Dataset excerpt
-=-=-=-=-
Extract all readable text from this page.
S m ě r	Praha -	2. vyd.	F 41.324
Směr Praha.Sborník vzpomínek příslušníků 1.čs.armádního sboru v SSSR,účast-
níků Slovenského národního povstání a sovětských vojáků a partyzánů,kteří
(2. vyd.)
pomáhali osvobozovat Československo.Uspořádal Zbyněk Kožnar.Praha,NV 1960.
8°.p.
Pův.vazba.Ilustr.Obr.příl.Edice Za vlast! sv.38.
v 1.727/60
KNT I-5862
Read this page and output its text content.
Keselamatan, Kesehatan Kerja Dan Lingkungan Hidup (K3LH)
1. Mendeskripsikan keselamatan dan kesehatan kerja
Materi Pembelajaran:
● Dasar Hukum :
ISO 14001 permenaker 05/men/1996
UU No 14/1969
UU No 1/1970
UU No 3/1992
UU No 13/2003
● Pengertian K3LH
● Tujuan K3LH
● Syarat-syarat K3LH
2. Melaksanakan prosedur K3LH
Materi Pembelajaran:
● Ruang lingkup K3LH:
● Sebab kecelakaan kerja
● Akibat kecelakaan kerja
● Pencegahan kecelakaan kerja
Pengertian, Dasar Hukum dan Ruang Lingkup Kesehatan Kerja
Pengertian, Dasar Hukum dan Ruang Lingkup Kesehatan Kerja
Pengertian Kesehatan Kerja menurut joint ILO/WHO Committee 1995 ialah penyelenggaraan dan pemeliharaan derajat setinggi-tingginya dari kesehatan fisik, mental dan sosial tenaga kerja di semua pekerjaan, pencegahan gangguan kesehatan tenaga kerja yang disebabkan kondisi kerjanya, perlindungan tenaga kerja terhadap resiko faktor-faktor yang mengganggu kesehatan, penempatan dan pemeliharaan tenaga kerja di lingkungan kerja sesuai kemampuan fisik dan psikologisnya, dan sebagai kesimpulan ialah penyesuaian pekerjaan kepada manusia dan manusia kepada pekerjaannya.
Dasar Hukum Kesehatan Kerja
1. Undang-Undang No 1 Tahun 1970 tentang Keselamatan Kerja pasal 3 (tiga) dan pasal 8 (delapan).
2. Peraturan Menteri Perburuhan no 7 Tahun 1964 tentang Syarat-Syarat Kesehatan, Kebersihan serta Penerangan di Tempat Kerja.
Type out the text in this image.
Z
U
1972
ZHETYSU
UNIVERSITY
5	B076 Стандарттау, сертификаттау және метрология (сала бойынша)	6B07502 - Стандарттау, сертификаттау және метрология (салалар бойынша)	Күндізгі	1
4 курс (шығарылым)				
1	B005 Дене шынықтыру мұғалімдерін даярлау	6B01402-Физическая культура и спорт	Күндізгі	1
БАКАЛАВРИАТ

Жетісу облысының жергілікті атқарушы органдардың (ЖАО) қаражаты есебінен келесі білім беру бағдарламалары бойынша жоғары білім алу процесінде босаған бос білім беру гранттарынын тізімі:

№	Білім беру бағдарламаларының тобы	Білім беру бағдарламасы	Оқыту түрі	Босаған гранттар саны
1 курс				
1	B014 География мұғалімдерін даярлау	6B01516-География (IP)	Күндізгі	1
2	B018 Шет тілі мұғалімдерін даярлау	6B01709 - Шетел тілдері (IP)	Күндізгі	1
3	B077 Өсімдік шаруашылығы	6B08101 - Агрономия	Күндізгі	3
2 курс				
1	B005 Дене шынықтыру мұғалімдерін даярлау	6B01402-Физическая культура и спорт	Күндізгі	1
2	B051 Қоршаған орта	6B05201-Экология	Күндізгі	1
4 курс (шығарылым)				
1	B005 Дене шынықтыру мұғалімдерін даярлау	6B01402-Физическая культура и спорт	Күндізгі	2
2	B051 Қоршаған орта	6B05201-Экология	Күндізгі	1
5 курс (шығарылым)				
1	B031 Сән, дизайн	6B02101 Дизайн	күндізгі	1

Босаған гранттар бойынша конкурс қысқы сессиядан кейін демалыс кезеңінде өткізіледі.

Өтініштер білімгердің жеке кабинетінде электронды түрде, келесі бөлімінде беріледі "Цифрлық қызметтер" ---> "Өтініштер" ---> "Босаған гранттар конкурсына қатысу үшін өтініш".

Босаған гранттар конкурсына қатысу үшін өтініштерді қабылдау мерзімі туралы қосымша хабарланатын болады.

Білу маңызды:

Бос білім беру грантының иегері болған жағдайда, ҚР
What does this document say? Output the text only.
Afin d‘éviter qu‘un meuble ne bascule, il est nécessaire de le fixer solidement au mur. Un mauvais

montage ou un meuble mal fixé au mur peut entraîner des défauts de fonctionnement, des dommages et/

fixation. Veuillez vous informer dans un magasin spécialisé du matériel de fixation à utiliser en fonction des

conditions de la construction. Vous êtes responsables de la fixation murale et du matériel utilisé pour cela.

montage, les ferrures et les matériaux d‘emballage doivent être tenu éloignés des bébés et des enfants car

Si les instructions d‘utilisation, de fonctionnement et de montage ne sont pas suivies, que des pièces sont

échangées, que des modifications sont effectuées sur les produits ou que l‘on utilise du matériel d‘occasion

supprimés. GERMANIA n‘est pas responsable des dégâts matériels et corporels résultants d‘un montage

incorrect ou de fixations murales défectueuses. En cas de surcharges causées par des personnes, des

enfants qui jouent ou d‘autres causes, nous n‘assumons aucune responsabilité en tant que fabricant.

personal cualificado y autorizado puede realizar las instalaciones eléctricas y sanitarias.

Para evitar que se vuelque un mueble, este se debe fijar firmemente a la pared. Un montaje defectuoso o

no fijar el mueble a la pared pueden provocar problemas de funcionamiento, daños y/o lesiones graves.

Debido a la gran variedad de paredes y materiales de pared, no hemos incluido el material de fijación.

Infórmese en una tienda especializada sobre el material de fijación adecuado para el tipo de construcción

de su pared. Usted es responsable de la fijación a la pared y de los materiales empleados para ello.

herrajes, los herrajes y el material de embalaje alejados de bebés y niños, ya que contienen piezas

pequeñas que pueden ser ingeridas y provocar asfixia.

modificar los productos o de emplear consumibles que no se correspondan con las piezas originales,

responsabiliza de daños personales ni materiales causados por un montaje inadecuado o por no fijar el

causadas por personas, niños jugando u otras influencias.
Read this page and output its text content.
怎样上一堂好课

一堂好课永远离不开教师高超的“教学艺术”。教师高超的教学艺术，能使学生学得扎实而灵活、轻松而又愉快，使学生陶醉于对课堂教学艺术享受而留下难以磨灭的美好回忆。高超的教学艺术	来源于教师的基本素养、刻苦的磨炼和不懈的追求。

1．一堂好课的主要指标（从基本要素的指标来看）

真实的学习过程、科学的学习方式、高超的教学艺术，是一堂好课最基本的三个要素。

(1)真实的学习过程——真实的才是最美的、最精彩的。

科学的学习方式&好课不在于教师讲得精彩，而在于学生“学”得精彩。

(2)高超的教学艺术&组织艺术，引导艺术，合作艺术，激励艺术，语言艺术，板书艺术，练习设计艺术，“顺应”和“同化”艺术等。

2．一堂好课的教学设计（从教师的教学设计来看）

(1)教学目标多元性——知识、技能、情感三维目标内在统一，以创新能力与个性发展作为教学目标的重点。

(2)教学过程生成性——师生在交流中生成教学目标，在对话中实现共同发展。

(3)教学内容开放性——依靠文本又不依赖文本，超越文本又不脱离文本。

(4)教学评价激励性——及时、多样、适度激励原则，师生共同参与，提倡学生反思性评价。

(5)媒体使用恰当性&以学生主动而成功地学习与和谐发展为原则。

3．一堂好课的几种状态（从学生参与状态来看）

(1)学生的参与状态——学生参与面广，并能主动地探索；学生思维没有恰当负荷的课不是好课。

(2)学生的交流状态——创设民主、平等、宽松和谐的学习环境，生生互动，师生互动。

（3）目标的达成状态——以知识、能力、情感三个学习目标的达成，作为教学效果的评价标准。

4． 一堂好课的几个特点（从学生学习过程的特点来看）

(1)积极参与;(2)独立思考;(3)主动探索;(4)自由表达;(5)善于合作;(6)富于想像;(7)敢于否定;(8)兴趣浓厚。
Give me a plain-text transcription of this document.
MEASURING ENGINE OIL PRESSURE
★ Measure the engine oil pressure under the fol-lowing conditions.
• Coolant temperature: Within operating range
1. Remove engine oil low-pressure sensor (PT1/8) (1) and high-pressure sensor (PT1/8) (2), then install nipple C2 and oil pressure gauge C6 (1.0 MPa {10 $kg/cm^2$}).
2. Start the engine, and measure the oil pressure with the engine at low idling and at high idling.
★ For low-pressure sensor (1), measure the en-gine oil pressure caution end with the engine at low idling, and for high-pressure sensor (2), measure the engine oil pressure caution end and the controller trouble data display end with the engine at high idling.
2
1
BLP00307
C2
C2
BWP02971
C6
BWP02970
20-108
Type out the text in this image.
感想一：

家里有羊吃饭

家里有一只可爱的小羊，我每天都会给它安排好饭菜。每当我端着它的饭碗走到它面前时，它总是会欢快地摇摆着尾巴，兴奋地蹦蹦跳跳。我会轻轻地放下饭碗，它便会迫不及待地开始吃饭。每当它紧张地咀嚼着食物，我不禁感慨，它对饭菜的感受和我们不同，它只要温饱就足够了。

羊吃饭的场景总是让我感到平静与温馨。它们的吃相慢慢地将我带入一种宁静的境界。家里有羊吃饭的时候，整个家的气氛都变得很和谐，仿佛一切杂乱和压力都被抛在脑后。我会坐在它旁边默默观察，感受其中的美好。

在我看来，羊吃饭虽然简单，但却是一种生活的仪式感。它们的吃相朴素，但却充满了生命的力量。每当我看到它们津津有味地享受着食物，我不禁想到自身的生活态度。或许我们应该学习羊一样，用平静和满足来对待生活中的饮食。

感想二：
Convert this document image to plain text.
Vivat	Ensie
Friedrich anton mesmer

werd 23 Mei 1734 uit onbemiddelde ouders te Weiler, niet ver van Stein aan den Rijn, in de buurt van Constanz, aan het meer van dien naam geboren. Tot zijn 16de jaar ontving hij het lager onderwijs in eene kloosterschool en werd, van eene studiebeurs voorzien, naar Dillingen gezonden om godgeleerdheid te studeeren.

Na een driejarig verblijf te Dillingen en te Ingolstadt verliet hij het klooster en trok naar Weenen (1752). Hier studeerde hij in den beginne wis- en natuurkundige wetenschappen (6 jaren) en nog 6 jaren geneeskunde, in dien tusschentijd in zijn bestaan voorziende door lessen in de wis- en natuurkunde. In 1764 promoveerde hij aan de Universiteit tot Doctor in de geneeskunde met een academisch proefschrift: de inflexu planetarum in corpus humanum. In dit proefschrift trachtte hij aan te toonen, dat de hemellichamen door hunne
-=-=-=-=-
### [Brief]
Reproduce the records above exactly, starting with the line that contains "Convert this document image to plain text." and ending with the last line.

### [Exercise answer]
Convert this document image to plain text.
Vivat	Ensie
Friedrich anton mesmer

werd 23 Mei 1734 uit onbemiddelde ouders te Weiler, niet ver van Stein aan den Rijn, in de buurt van Constanz, aan het meer van dien naam geboren. Tot zijn 16de jaar ontving hij het lager onderwijs in eene kloosterschool en werd, van eene studiebeurs voorzien, naar Dillingen gezonden om godgeleerdheid te studeeren.

Na een driejarig verblijf te Dillingen en te Ingolstadt verliet hij het klooster en trok naar Weenen (1752). Hier studeerde hij in den beginne wis- en natuurkundige wetenschappen (6 jaren) en nog 6 jaren geneeskunde, in dien tusschentijd in zijn bestaan voorziende door lessen in de wis- en natuurkunde. In 1764 promoveerde hij aan de Universiteit tot Doctor in de geneeskunde met een academisch proefschrift: de inflexu planetarum in corpus humanum. In dit proefschrift trachtte hij aan te toonen, dat de hemellichamen door hunne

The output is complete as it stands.